Source records
━━━
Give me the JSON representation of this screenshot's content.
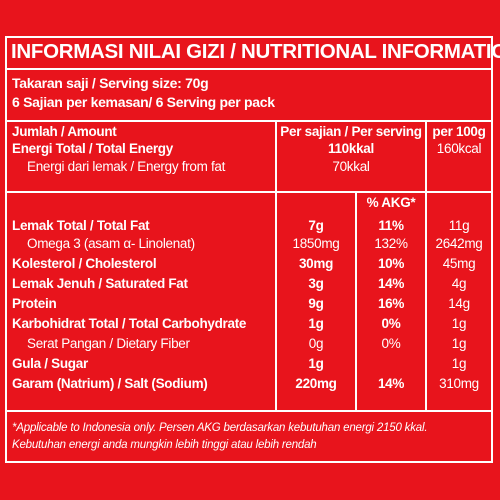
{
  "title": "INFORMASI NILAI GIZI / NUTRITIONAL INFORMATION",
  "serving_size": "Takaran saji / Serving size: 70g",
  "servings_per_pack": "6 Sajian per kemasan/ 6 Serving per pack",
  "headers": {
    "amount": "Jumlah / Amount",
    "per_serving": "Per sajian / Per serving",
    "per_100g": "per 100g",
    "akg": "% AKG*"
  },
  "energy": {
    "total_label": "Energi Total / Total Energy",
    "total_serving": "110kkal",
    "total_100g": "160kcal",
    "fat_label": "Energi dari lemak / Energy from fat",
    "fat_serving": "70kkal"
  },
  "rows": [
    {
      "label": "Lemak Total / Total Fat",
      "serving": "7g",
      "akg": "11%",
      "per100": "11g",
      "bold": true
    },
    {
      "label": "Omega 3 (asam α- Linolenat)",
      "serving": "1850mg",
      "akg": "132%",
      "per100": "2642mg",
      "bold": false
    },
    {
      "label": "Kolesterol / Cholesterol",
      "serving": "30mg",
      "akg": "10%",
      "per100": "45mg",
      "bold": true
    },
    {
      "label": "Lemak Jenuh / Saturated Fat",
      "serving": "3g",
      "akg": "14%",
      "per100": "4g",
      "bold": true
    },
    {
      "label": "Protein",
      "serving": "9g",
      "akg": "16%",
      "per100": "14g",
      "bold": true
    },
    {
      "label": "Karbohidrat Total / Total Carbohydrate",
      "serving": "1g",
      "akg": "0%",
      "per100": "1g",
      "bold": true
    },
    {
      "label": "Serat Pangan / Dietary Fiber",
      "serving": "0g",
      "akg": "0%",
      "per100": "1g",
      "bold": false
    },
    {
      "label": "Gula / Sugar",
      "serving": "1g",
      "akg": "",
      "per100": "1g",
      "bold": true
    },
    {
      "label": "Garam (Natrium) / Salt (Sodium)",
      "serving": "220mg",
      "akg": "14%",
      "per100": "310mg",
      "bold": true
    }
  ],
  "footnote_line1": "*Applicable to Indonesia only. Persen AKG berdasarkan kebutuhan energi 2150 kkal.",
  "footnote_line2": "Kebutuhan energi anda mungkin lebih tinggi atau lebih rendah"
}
━━━
• **Work instruction**: Return the records above in their entirety, word for word, with the pictures removed.

• **Answer section**:
Give me the JSON representation of this screenshot's content.
{
  "title": "INFORMASI NILAI GIZI / NUTRITIONAL INFORMATION",
  "serving_size": "Takaran saji / Serving size: 70g",
  "servings_per_pack": "6 Sajian per kemasan/ 6 Serving per pack",
  "headers": {
    "amount": "Jumlah / Amount",
    "per_serving": "Per sajian / Per serving",
    "per_100g": "per 100g",
    "akg": "% AKG*"
  },
  "energy": {
    "total_label": "Energi Total / Total Energy",
    "total_serving": "110kkal",
    "total_100g": "160kcal",
    "fat_label": "Energi dari lemak / Energy from fat",
    "fat_serving": "70kkal"
  },
  "rows": [
    {
      "label": "Lemak Total / Total Fat",
      "serving": "7g",
      "akg": "11%",
      "per100": "11g",
      "bold": true
    },
    {
      "label": "Omega 3 (asam α- Linolenat)",
      "serving": "1850mg",
      "akg": "132%",
      "per100": "2642mg",
      "bold": false
    },
    {
      "label": "Kolesterol / Cholesterol",
      "serving": "30mg",
      "akg": "10%",
      "per100": "45mg",
      "bold": true
    },
    {
      "label": "Lemak Jenuh / Saturated Fat",
      "serving": "3g",
      "akg": "14%",
      "per100": "4g",
      "bold": true
    },
    {
      "label": "Protein",
      "serving": "9g",
      "akg": "16%",
      "per100": "14g",
      "bold": true
    },
    {
      "label": "Karbohidrat Total / Total Carbohydrate",
      "serving": "1g",
      "akg": "0%",
      "per100": "1g",
      "bold": true
    },
    {
      "label": "Serat Pangan / Dietary Fiber",
      "serving": "0g",
      "akg": "0%",
      "per100": "1g",
      "bold": false
    },
    {
      "label": "Gula / Sugar",
      "serving": "1g",
      "akg": "",
      "per100": "1g",
      "bold": true
    },
    {
      "label": "Garam (Natrium) / Salt (Sodium)",
      "serving": "220mg",
      "akg": "14%",
      "per100": "310mg",
      "bold": true
    }
  ],
  "footnote_line1": "*Applicable to Indonesia only. Persen AKG berdasarkan kebutuhan energi 2150 kkal.",
  "footnote_line2": "Kebutuhan energi anda mungkin lebih tinggi atau lebih rendah"
}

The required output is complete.